## WHAT IS REQUIRED
The entries below need to be written out exactly, with no pictures included.

## TASK INPUT
— Start —

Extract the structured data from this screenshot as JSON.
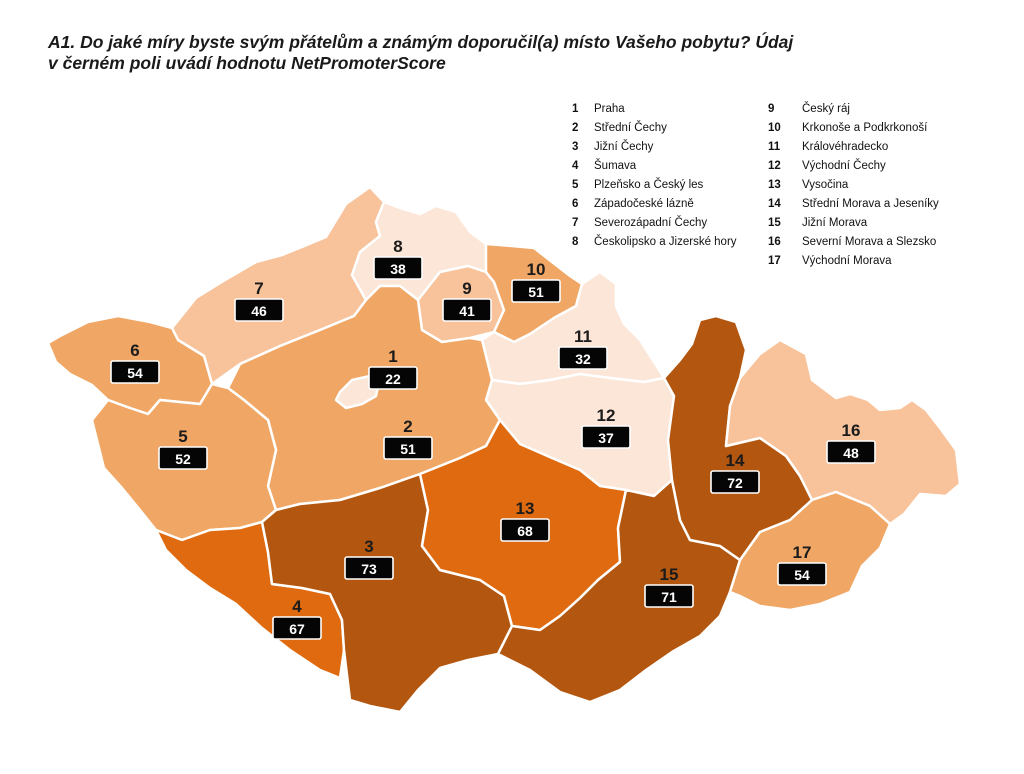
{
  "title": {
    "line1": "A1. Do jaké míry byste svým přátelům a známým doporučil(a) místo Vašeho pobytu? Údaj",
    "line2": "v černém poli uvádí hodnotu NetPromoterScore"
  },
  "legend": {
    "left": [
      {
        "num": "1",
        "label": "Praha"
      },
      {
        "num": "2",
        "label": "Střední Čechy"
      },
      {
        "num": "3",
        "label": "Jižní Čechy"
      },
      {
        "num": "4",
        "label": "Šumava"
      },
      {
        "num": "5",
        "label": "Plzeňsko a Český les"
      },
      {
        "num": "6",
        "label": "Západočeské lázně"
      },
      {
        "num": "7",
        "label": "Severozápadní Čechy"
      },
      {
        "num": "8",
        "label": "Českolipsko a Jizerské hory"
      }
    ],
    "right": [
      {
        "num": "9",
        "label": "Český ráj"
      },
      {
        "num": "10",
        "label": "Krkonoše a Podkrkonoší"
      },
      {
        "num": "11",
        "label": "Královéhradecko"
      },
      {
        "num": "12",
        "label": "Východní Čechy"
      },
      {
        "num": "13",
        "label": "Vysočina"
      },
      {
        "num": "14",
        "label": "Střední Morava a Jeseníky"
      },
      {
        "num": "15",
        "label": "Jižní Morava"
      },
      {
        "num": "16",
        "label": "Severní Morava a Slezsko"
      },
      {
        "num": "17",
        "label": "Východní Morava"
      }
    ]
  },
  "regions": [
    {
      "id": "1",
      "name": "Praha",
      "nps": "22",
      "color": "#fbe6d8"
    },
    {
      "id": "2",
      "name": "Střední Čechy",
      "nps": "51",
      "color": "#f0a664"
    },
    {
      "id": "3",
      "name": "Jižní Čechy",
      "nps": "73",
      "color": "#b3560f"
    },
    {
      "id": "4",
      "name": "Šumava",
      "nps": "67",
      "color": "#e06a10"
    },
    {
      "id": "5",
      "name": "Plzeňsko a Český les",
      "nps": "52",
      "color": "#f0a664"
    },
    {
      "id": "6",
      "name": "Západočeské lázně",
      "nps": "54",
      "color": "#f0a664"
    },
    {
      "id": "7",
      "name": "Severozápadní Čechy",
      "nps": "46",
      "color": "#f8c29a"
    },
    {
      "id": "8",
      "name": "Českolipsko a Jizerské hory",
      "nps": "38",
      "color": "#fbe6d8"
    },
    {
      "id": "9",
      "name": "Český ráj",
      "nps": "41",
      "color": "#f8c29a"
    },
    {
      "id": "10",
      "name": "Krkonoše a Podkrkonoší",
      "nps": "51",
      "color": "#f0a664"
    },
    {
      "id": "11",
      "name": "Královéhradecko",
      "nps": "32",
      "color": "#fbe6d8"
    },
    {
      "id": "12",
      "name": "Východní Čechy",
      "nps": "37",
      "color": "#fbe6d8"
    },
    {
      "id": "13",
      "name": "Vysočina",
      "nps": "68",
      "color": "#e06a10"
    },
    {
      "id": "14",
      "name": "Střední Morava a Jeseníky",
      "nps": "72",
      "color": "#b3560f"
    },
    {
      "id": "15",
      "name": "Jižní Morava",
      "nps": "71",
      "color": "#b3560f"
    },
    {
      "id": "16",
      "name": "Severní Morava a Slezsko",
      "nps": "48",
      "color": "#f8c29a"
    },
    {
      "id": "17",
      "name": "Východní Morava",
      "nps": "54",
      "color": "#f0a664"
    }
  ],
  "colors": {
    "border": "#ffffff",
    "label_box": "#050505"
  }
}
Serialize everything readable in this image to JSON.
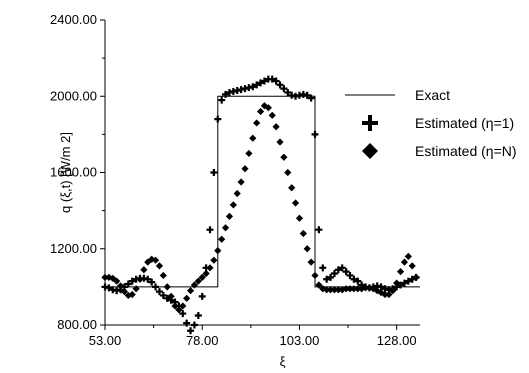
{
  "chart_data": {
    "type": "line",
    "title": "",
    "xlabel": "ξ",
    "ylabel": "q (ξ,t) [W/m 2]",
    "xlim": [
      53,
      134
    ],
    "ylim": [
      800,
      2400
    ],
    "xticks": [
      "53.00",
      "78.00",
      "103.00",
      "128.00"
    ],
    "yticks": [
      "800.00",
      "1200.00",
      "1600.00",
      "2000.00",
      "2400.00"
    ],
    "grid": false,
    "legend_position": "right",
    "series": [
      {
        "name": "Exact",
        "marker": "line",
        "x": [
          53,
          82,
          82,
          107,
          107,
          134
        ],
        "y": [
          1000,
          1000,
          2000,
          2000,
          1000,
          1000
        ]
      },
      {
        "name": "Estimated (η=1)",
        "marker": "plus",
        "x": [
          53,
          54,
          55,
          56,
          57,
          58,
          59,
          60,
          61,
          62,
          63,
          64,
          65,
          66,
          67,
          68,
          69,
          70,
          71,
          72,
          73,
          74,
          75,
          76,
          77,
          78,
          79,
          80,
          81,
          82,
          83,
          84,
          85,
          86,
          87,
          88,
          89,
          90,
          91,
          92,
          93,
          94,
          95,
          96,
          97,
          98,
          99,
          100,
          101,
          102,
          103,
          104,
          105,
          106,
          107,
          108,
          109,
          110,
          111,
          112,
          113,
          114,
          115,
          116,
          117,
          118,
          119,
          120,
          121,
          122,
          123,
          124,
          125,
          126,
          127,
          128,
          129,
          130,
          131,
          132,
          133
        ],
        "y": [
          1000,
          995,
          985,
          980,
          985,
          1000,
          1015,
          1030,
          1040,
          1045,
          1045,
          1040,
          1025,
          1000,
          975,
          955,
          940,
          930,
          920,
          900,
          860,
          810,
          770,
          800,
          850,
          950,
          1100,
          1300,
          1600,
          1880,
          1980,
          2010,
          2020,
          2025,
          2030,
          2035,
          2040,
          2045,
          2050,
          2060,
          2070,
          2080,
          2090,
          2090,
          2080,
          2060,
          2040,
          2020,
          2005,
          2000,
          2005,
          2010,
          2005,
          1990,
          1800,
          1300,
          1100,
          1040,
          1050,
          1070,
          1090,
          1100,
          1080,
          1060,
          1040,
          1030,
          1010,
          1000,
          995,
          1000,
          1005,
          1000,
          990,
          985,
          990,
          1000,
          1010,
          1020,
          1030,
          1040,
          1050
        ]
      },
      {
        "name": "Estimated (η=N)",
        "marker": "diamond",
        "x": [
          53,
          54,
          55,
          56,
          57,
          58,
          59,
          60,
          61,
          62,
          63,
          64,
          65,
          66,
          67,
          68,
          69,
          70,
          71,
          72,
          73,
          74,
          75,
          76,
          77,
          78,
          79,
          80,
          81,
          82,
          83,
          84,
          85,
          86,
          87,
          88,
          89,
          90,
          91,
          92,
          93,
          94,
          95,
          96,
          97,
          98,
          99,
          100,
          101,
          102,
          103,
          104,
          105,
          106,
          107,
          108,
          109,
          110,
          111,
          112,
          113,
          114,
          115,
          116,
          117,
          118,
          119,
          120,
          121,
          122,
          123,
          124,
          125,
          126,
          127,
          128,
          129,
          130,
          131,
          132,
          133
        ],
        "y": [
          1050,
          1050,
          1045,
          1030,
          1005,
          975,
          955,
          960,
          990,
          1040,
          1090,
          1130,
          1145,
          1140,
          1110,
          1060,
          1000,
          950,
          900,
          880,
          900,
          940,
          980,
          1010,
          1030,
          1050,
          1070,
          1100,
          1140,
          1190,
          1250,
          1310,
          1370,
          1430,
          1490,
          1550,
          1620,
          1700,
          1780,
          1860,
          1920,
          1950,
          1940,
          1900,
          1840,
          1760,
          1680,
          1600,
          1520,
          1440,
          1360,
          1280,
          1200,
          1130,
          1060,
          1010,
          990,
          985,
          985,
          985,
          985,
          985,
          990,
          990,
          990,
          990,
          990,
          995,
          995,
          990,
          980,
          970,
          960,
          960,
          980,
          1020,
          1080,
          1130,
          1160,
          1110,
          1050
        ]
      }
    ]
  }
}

— End —

## CORRECT ANSWER
Extract the structured data from this screenshot as JSON.
{
  "title": {
    "line1": "A1. Do jaké míry byste svým přátelům a známým doporučil(a) místo Vašeho pobytu? Údaj",
    "line2": "v černém poli uvádí hodnotu NetPromoterScore"
  },
  "legend": {
    "left": [
      {
        "num": "1",
        "label": "Praha"
      },
      {
        "num": "2",
        "label": "Střední Čechy"
      },
      {
        "num": "3",
        "label": "Jižní Čechy"
      },
      {
        "num": "4",
        "label": "Šumava"
      },
      {
        "num": "5",
        "label": "Plzeňsko a Český les"
      },
      {
        "num": "6",
        "label": "Západočeské lázně"
      },
      {
        "num": "7",
        "label": "Severozápadní Čechy"
      },
      {
        "num": "8",
        "label": "Českolipsko a Jizerské hory"
      }
    ],
    "right": [
      {
        "num": "9",
        "label": "Český ráj"
      },
      {
        "num": "10",
        "label": "Krkonoše a Podkrkonoší"
      },
      {
        "num": "11",
        "label": "Královéhradecko"
      },
      {
        "num": "12",
        "label": "Východní Čechy"
      },
      {
        "num": "13",
        "label": "Vysočina"
      },
      {
        "num": "14",
        "label": "Střední Morava a Jeseníky"
      },
      {
        "num": "15",
        "label": "Jižní Morava"
      },
      {
        "num": "16",
        "label": "Severní Morava a Slezsko"
      },
      {
        "num": "17",
        "label": "Východní Morava"
      }
    ]
  },
  "regions": [
    {
      "id": "1",
      "name": "Praha",
      "nps": "22",
      "color": "#fbe6d8"
    },
    {
      "id": "2",
      "name": "Střední Čechy",
      "nps": "51",
      "color": "#f0a664"
    },
    {
      "id": "3",
      "name": "Jižní Čechy",
      "nps": "73",
      "color": "#b3560f"
    },
    {
      "id": "4",
      "name": "Šumava",
      "nps": "67",
      "color": "#e06a10"
    },
    {
      "id": "5",
      "name": "Plzeňsko a Český les",
      "nps": "52",
      "color": "#f0a664"
    },
    {
      "id": "6",
      "name": "Západočeské lázně",
      "nps": "54",
      "color": "#f0a664"
    },
    {
      "id": "7",
      "name": "Severozápadní Čechy",
      "nps": "46",
      "color": "#f8c29a"
    },
    {
      "id": "8",
      "name": "Českolipsko a Jizerské hory",
      "nps": "38",
      "color": "#fbe6d8"
    },
    {
      "id": "9",
      "name": "Český ráj",
      "nps": "41",
      "color": "#f8c29a"
    },
    {
      "id": "10",
      "name": "Krkonoše a Podkrkonoší",
      "nps": "51",
      "color": "#f0a664"
    },
    {
      "id": "11",
      "name": "Královéhradecko",
      "nps": "32",
      "color": "#fbe6d8"
    },
    {
      "id": "12",
      "name": "Východní Čechy",
      "nps": "37",
      "color": "#fbe6d8"
    },
    {
      "id": "13",
      "name": "Vysočina",
      "nps": "68",
      "color": "#e06a10"
    },
    {
      "id": "14",
      "name": "Střední Morava a Jeseníky",
      "nps": "72",
      "color": "#b3560f"
    },
    {
      "id": "15",
      "name": "Jižní Morava",
      "nps": "71",
      "color": "#b3560f"
    },
    {
      "id": "16",
      "name": "Severní Morava a Slezsko",
      "nps": "48",
      "color": "#f8c29a"
    },
    {
      "id": "17",
      "name": "Východní Morava",
      "nps": "54",
      "color": "#f0a664"
    }
  ],
  "colors": {
    "border": "#ffffff",
    "label_box": "#050505"
  }
}
Serialize everything readable in this image to JSON.
{
  "chart_data": {
    "type": "line",
    "title": "",
    "xlabel": "ξ",
    "ylabel": "q (ξ,t) [W/m 2]",
    "xlim": [
      53,
      134
    ],
    "ylim": [
      800,
      2400
    ],
    "xticks": [
      "53.00",
      "78.00",
      "103.00",
      "128.00"
    ],
    "yticks": [
      "800.00",
      "1200.00",
      "1600.00",
      "2000.00",
      "2400.00"
    ],
    "grid": false,
    "legend_position": "right",
    "series": [
      {
        "name": "Exact",
        "marker": "line",
        "x": [
          53,
          82,
          82,
          107,
          107,
          134
        ],
        "y": [
          1000,
          1000,
          2000,
          2000,
          1000,
          1000
        ]
      },
      {
        "name": "Estimated (η=1)",
        "marker": "plus",
        "x": [
          53,
          54,
          55,
          56,
          57,
          58,
          59,
          60,
          61,
          62,
          63,
          64,
          65,
          66,
          67,
          68,
          69,
          70,
          71,
          72,
          73,
          74,
          75,
          76,
          77,
          78,
          79,
          80,
          81,
          82,
          83,
          84,
          85,
          86,
          87,
          88,
          89,
          90,
          91,
          92,
          93,
          94,
          95,
          96,
          97,
          98,
          99,
          100,
          101,
          102,
          103,
          104,
          105,
          106,
          107,
          108,
          109,
          110,
          111,
          112,
          113,
          114,
          115,
          116,
          117,
          118,
          119,
          120,
          121,
          122,
          123,
          124,
          125,
          126,
          127,
          128,
          129,
          130,
          131,
          132,
          133
        ],
        "y": [
          1000,
          995,
          985,
          980,
          985,
          1000,
          1015,
          1030,
          1040,
          1045,
          1045,
          1040,
          1025,
          1000,
          975,
          955,
          940,
          930,
          920,
          900,
          860,
          810,
          770,
          800,
          850,
          950,
          1100,
          1300,
          1600,
          1880,
          1980,
          2010,
          2020,
          2025,
          2030,
          2035,
          2040,
          2045,
          2050,
          2060,
          2070,
          2080,
          2090,
          2090,
          2080,
          2060,
          2040,
          2020,
          2005,
          2000,
          2005,
          2010,
          2005,
          1990,
          1800,
          1300,
          1100,
          1040,
          1050,
          1070,
          1090,
          1100,
          1080,
          1060,
          1040,
          1030,
          1010,
          1000,
          995,
          1000,
          1005,
          1000,
          990,
          985,
          990,
          1000,
          1010,
          1020,
          1030,
          1040,
          1050
        ]
      },
      {
        "name": "Estimated (η=N)",
        "marker": "diamond",
        "x": [
          53,
          54,
          55,
          56,
          57,
          58,
          59,
          60,
          61,
          62,
          63,
          64,
          65,
          66,
          67,
          68,
          69,
          70,
          71,
          72,
          73,
          74,
          75,
          76,
          77,
          78,
          79,
          80,
          81,
          82,
          83,
          84,
          85,
          86,
          87,
          88,
          89,
          90,
          91,
          92,
          93,
          94,
          95,
          96,
          97,
          98,
          99,
          100,
          101,
          102,
          103,
          104,
          105,
          106,
          107,
          108,
          109,
          110,
          111,
          112,
          113,
          114,
          115,
          116,
          117,
          118,
          119,
          120,
          121,
          122,
          123,
          124,
          125,
          126,
          127,
          128,
          129,
          130,
          131,
          132,
          133
        ],
        "y": [
          1050,
          1050,
          1045,
          1030,
          1005,
          975,
          955,
          960,
          990,
          1040,
          1090,
          1130,
          1145,
          1140,
          1110,
          1060,
          1000,
          950,
          900,
          880,
          900,
          940,
          980,
          1010,
          1030,
          1050,
          1070,
          1100,
          1140,
          1190,
          1250,
          1310,
          1370,
          1430,
          1490,
          1550,
          1620,
          1700,
          1780,
          1860,
          1920,
          1950,
          1940,
          1900,
          1840,
          1760,
          1680,
          1600,
          1520,
          1440,
          1360,
          1280,
          1200,
          1130,
          1060,
          1010,
          990,
          985,
          985,
          985,
          985,
          985,
          990,
          990,
          990,
          990,
          990,
          995,
          995,
          990,
          980,
          970,
          960,
          960,
          980,
          1020,
          1080,
          1130,
          1160,
          1110,
          1050
        ]
      }
    ]
  }
}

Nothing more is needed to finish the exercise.